— start of Task inputs —
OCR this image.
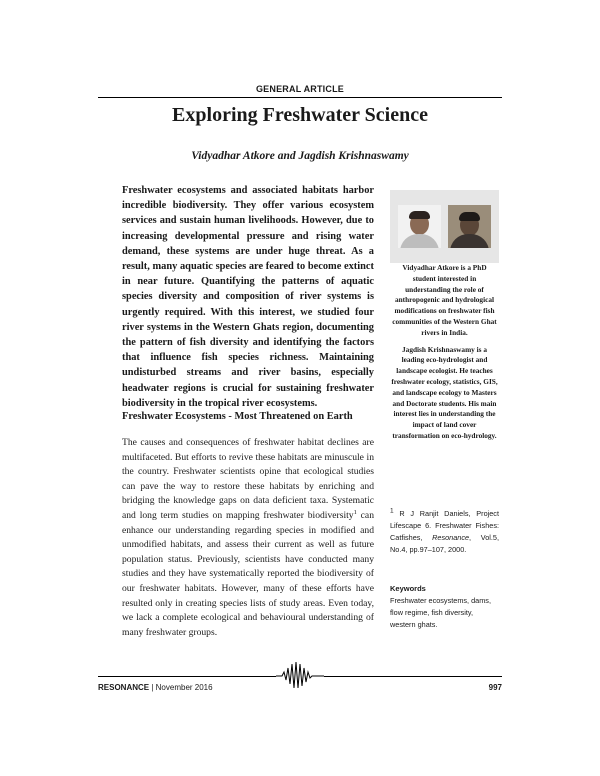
GENERAL ARTICLE
Exploring Freshwater Science
Vidyadhar Atkore and Jagdish Krishnaswamy
Freshwater ecosystems and associated habitats harbor incredible biodiversity. They offer various ecosystem services and sustain human livelihoods. However, due to increasing developmental pressure and rising water demand, these systems are under huge threat. As a result, many aquatic species are feared to become extinct in near future. Quantifying the patterns of aquatic species diversity and composition of river systems is urgently required. With this interest, we studied four river systems in the Western Ghats region, documenting the pattern of fish diversity and identifying the factors that influence fish species richness. Maintaining undisturbed streams and river basins, especially headwater regions is crucial for sustaining freshwater biodiversity in the tropical river ecosystems.
Freshwater Ecosystems - Most Threatened on Earth

The causes and consequences of freshwater habitat declines are multifaceted. But efforts to revive these habitats are minuscule in the country. Freshwater scientists opine that ecological studies can pave the way to restore these habitats by enriching and bridging the knowledge gaps on data deficient taxa. Systematic and long term studies on mapping freshwater biodiversity$^1$ can enhance our understanding regarding species in modified and unmodified habitats, and assess their current as well as future population status. Previously, scientists have conducted many studies and they have systematically reported the biodiversity of our freshwater habitats. However, many of these efforts have resulted only in creating species lists of study areas. Even today, we lack a complete ecological and behavioural understanding of many freshwater groups.

Vidyadhar Atkore is a PhD student interested in understanding the role of anthropogenic and hydrological modifications on freshwater fish communities of the Western Ghat rivers in India.

Jagdish Krishnaswamy is a leading eco-hydrologist and landscape ecologist. He teaches freshwater ecology, statistics, GIS, and landscape ecology to Masters and Doctorate students. His main interest lies in understanding the impact of land cover transformation on eco-hydrology.

$^1$ R J Ranjit Daniels, Project Lifescape 6. Freshwater Fishes: Catfishes, Resonance, Vol.5, No.4, pp.97–107, 2000.
Keywords
Freshwater ecosystems, dams, flow regime, fish diversity, western ghats.
RESONANCE | November 2016	997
— end of Task inputs —
— Work instructions —
Find the word "Vidyadhar" in the records and pull out each line that has it.

— Solved problem —
Vidyadhar Atkore and Jagdish Krishnaswamy
Vidyadhar Atkore is a PhD student interested in understanding the role of anthropogenic and hydrological modifications on freshwater fish communities of the Western Ghat rivers in India.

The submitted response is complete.